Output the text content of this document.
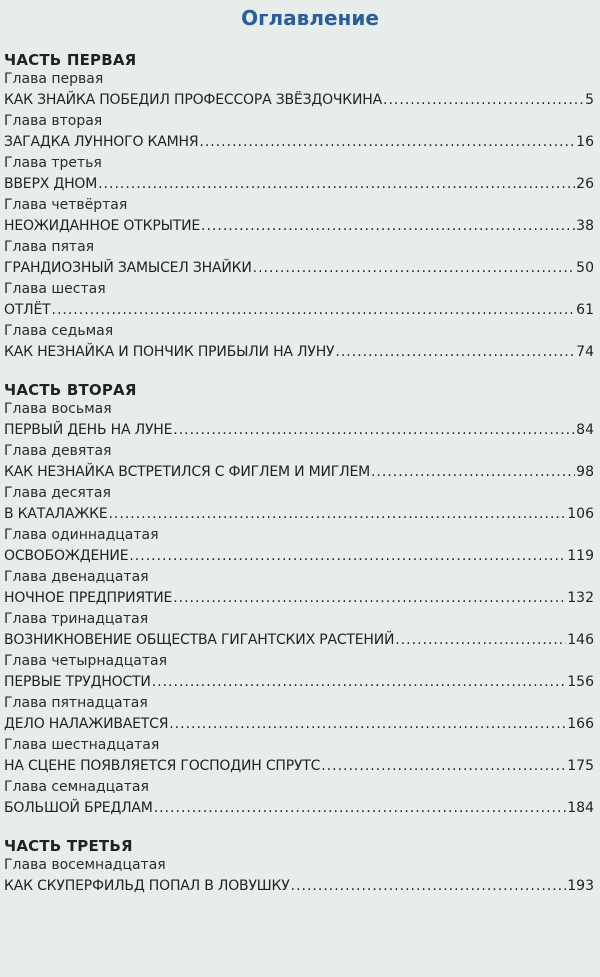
Оглавление
ЧАСТЬ ПЕРВАЯ
Глава первая
КАК ЗНАЙКА ПОБЕДИЛ ПРОФЕССОРА ЗВЁЗДОЧКИНА .....	5
Глава вторая
ЗАГАДКА ЛУННОГО КАМНЯ .....	16
Глава третья
ВВЕРХ ДНОМ .....	26
Глава четвёртая
НЕОЖИДАННОЕ ОТКРЫТИЕ .....	38
Глава пятая
ГРАНДИОЗНЫЙ ЗАМЫСЕЛ ЗНАЙКИ .....	50
Глава шестая
ОТЛЁТ .....	61
Глава седьмая
КАК НЕЗНАЙКА И ПОНЧИК ПРИБЫЛИ НА ЛУНУ .....	74
ЧАСТЬ ВТОРАЯ
Глава восьмая
ПЕРВЫЙ ДЕНЬ НА ЛУНЕ .....	84
Глава девятая
КАК НЕЗНАЙКА ВСТРЕТИЛСЯ С ФИГЛЕМ И МИГЛЕМ .....	98
Глава десятая
В КАТАЛАЖКЕ .....	106
Глава одиннадцатая
ОСВОБОЖДЕНИЕ .....	119
Глава двенадцатая
НОЧНОЕ ПРЕДПРИЯТИЕ .....	132
Глава тринадцатая
ВОЗНИКНОВЕНИЕ ОБЩЕСТВА ГИГАНТСКИХ РАСТЕНИЙ .....	146
Глава четырнадцатая
ПЕРВЫЕ ТРУДНОСТИ .....	156
Глава пятнадцатая
ДЕЛО НАЛАЖИВАЕТСЯ .....	166
Глава шестнадцатая
НА СЦЕНЕ ПОЯВЛЯЕТСЯ ГОСПОДИН СПРУТС .....	175
Глава семнадцатая
БОЛЬШОЙ БРЕДЛАМ .....	184
ЧАСТЬ ТРЕТЬЯ
Глава восемнадцатая
КАК СКУПЕРФИЛЬД ПОПАЛ В ЛОВУШКУ .....	193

──────────

**AIM OF THE EXERCISE:** Give every record back exactly as it reads, with no images.

**ANSWER FOR THE TASK:**
Output the text content of this document.
Оглавление
ЧАСТЬ ПЕРВАЯ
Глава первая
КАК ЗНАЙКА ПОБЕДИЛ ПРОФЕССОРА ЗВЁЗДОЧКИНА .....	5
Глава вторая
ЗАГАДКА ЛУННОГО КАМНЯ .....	16
Глава третья
ВВЕРХ ДНОМ .....	26
Глава четвёртая
НЕОЖИДАННОЕ ОТКРЫТИЕ .....	38
Глава пятая
ГРАНДИОЗНЫЙ ЗАМЫСЕЛ ЗНАЙКИ .....	50
Глава шестая
ОТЛЁТ .....	61
Глава седьмая
КАК НЕЗНАЙКА И ПОНЧИК ПРИБЫЛИ НА ЛУНУ .....	74
ЧАСТЬ ВТОРАЯ
Глава восьмая
ПЕРВЫЙ ДЕНЬ НА ЛУНЕ .....	84
Глава девятая
КАК НЕЗНАЙКА ВСТРЕТИЛСЯ С ФИГЛЕМ И МИГЛЕМ .....	98
Глава десятая
В КАТАЛАЖКЕ .....	106
Глава одиннадцатая
ОСВОБОЖДЕНИЕ .....	119
Глава двенадцатая
НОЧНОЕ ПРЕДПРИЯТИЕ .....	132
Глава тринадцатая
ВОЗНИКНОВЕНИЕ ОБЩЕСТВА ГИГАНТСКИХ РАСТЕНИЙ .....	146
Глава четырнадцатая
ПЕРВЫЕ ТРУДНОСТИ .....	156
Глава пятнадцатая
ДЕЛО НАЛАЖИВАЕТСЯ .....	166
Глава шестнадцатая
НА СЦЕНЕ ПОЯВЛЯЕТСЯ ГОСПОДИН СПРУТС .....	175
Глава семнадцатая
БОЛЬШОЙ БРЕДЛАМ .....	184
ЧАСТЬ ТРЕТЬЯ
Глава восемнадцатая
КАК СКУПЕРФИЛЬД ПОПАЛ В ЛОВУШКУ .....	193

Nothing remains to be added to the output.